Problem: Transcribe all of the material exactly.

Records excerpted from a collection
....................

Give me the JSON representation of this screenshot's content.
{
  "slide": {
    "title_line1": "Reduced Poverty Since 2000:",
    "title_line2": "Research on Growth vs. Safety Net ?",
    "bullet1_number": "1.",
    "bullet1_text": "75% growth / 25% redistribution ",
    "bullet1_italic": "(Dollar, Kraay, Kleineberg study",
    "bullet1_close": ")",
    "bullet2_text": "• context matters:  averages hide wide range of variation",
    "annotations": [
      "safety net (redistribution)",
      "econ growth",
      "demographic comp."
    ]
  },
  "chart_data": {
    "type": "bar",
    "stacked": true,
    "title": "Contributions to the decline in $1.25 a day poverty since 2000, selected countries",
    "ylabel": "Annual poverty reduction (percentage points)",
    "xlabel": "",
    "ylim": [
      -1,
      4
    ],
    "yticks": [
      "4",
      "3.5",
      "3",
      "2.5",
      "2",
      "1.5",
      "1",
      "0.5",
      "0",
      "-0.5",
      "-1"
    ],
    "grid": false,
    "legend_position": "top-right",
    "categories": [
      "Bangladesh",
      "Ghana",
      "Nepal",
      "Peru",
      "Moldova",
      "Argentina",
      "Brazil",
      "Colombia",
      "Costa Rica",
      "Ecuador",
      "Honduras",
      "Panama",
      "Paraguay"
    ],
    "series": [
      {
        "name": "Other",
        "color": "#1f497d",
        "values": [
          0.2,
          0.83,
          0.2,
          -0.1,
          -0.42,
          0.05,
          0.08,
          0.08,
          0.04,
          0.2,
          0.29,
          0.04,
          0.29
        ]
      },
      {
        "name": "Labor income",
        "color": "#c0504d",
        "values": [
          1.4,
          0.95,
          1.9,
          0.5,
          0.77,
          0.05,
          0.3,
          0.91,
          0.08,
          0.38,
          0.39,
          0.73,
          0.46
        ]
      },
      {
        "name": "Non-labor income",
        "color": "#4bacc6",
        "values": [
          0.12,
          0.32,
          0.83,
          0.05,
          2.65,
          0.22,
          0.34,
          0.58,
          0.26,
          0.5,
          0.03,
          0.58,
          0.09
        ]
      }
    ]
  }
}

....................

Problem solution:
Give me the JSON representation of this screenshot's content.
{
  "slide": {
    "title_line1": "Reduced Poverty Since 2000:",
    "title_line2": "Research on Growth vs. Safety Net ?",
    "bullet1_number": "1.",
    "bullet1_text": "75% growth / 25% redistribution ",
    "bullet1_italic": "(Dollar, Kraay, Kleineberg study",
    "bullet1_close": ")",
    "bullet2_text": "• context matters:  averages hide wide range of variation",
    "annotations": [
      "safety net (redistribution)",
      "econ growth",
      "demographic comp."
    ]
  },
  "chart_data": {
    "type": "bar",
    "stacked": true,
    "title": "Contributions to the decline in $1.25 a day poverty since 2000, selected countries",
    "ylabel": "Annual poverty reduction (percentage points)",
    "xlabel": "",
    "ylim": [
      -1,
      4
    ],
    "yticks": [
      "4",
      "3.5",
      "3",
      "2.5",
      "2",
      "1.5",
      "1",
      "0.5",
      "0",
      "-0.5",
      "-1"
    ],
    "grid": false,
    "legend_position": "top-right",
    "categories": [
      "Bangladesh",
      "Ghana",
      "Nepal",
      "Peru",
      "Moldova",
      "Argentina",
      "Brazil",
      "Colombia",
      "Costa Rica",
      "Ecuador",
      "Honduras",
      "Panama",
      "Paraguay"
    ],
    "series": [
      {
        "name": "Other",
        "color": "#1f497d",
        "values": [
          0.2,
          0.83,
          0.2,
          -0.1,
          -0.42,
          0.05,
          0.08,
          0.08,
          0.04,
          0.2,
          0.29,
          0.04,
          0.29
        ]
      },
      {
        "name": "Labor income",
        "color": "#c0504d",
        "values": [
          1.4,
          0.95,
          1.9,
          0.5,
          0.77,
          0.05,
          0.3,
          0.91,
          0.08,
          0.38,
          0.39,
          0.73,
          0.46
        ]
      },
      {
        "name": "Non-labor income",
        "color": "#4bacc6",
        "values": [
          0.12,
          0.32,
          0.83,
          0.05,
          2.65,
          0.22,
          0.34,
          0.58,
          0.26,
          0.5,
          0.03,
          0.58,
          0.09
        ]
      }
    ]
  }
}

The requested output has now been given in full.